* _REQUIRED WORK_
Give the listing again exactly, omitting its images.

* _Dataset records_
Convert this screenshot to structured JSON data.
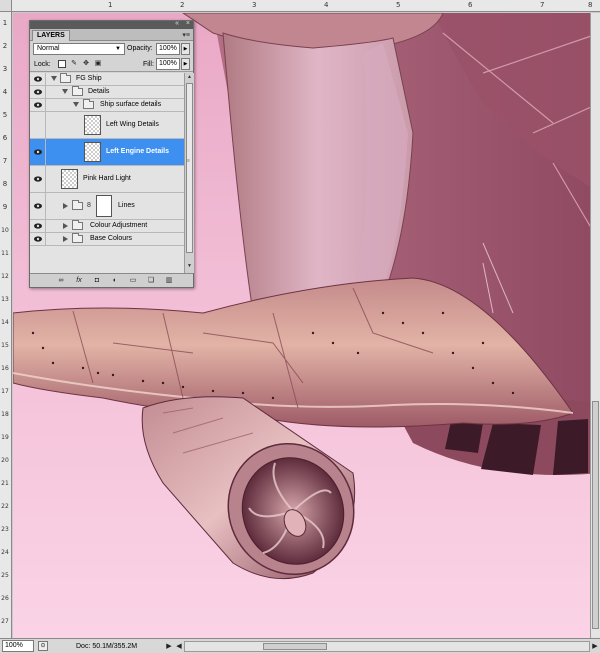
{
  "ruler": {
    "top_labels": [
      "1",
      "2",
      "3",
      "4",
      "5",
      "6",
      "7",
      "8"
    ],
    "left_labels": [
      "1",
      "2",
      "3",
      "4",
      "5",
      "6",
      "7",
      "8",
      "9",
      "10",
      "11",
      "12",
      "13",
      "14",
      "15",
      "16",
      "17",
      "18",
      "19",
      "20",
      "21",
      "22",
      "23",
      "24",
      "25",
      "26",
      "27"
    ]
  },
  "layers_panel": {
    "tab_label": "LAYERS",
    "blend_mode": "Normal",
    "opacity_label": "Opacity:",
    "opacity_value": "100%",
    "lock_label": "Lock:",
    "fill_label": "Fill:",
    "fill_value": "100%",
    "layers": [
      {
        "name": "FG Ship",
        "kind": "group",
        "expanded": true,
        "indent": 0
      },
      {
        "name": "Details",
        "kind": "group",
        "expanded": true,
        "indent": 1
      },
      {
        "name": "Ship surface details",
        "kind": "group",
        "expanded": true,
        "indent": 2
      },
      {
        "name": "Left Wing Details",
        "kind": "layer",
        "indent": 3
      },
      {
        "name": "Left Engine Details",
        "kind": "layer",
        "indent": 3,
        "selected": true
      },
      {
        "name": "Pink Hard Light",
        "kind": "layer",
        "indent": 0
      },
      {
        "name": "Lines",
        "kind": "mask-group",
        "expanded": false,
        "indent": 0
      },
      {
        "name": "Colour Adjustment",
        "kind": "group",
        "expanded": false,
        "indent": 0
      },
      {
        "name": "Base Colours",
        "kind": "group",
        "expanded": false,
        "indent": 0
      }
    ],
    "bottom_icons": [
      "link-icon",
      "fx-icon",
      "mask-icon",
      "adjustment-icon",
      "folder-icon",
      "new-layer-icon",
      "trash-icon"
    ]
  },
  "status": {
    "zoom": "100%",
    "doc_info": "Doc: 50.1M/355.2M"
  },
  "colors": {
    "selection": "#3d8ff0",
    "sky_light": "#f7c4dc",
    "sky_mid": "#e8b0cc",
    "hull": "#a4596f",
    "hull_dark": "#7d3d52",
    "wing": "#c98a8c"
  }
}
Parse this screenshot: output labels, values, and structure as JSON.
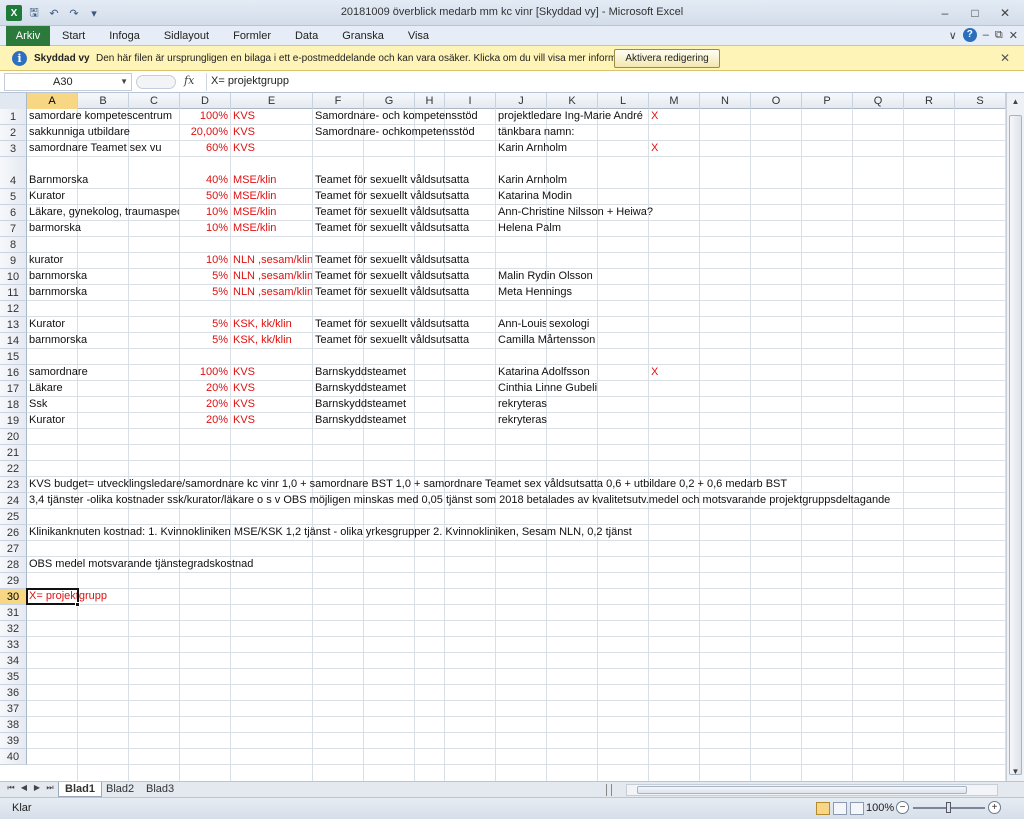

* _ANSWER_
Convert this screenshot to structured JSON data.
{
  "ruler": {
    "top_labels": [
      "1",
      "2",
      "3",
      "4",
      "5",
      "6",
      "7",
      "8"
    ],
    "left_labels": [
      "1",
      "2",
      "3",
      "4",
      "5",
      "6",
      "7",
      "8",
      "9",
      "10",
      "11",
      "12",
      "13",
      "14",
      "15",
      "16",
      "17",
      "18",
      "19",
      "20",
      "21",
      "22",
      "23",
      "24",
      "25",
      "26",
      "27"
    ]
  },
  "layers_panel": {
    "tab_label": "LAYERS",
    "blend_mode": "Normal",
    "opacity_label": "Opacity:",
    "opacity_value": "100%",
    "lock_label": "Lock:",
    "fill_label": "Fill:",
    "fill_value": "100%",
    "layers": [
      {
        "name": "FG Ship",
        "kind": "group",
        "expanded": true,
        "indent": 0
      },
      {
        "name": "Details",
        "kind": "group",
        "expanded": true,
        "indent": 1
      },
      {
        "name": "Ship surface details",
        "kind": "group",
        "expanded": true,
        "indent": 2
      },
      {
        "name": "Left Wing Details",
        "kind": "layer",
        "indent": 3
      },
      {
        "name": "Left Engine Details",
        "kind": "layer",
        "indent": 3,
        "selected": true
      },
      {
        "name": "Pink Hard Light",
        "kind": "layer",
        "indent": 0
      },
      {
        "name": "Lines",
        "kind": "mask-group",
        "expanded": false,
        "indent": 0
      },
      {
        "name": "Colour Adjustment",
        "kind": "group",
        "expanded": false,
        "indent": 0
      },
      {
        "name": "Base Colours",
        "kind": "group",
        "expanded": false,
        "indent": 0
      }
    ],
    "bottom_icons": [
      "link-icon",
      "fx-icon",
      "mask-icon",
      "adjustment-icon",
      "folder-icon",
      "new-layer-icon",
      "trash-icon"
    ]
  },
  "status": {
    "zoom": "100%",
    "doc_info": "Doc: 50.1M/355.2M"
  },
  "colors": {
    "selection": "#3d8ff0",
    "sky_light": "#f7c4dc",
    "sky_mid": "#e8b0cc",
    "hull": "#a4596f",
    "hull_dark": "#7d3d52",
    "wing": "#c98a8c"
  }
}
Parse this screenshot: output labels, values, and structure as JSON.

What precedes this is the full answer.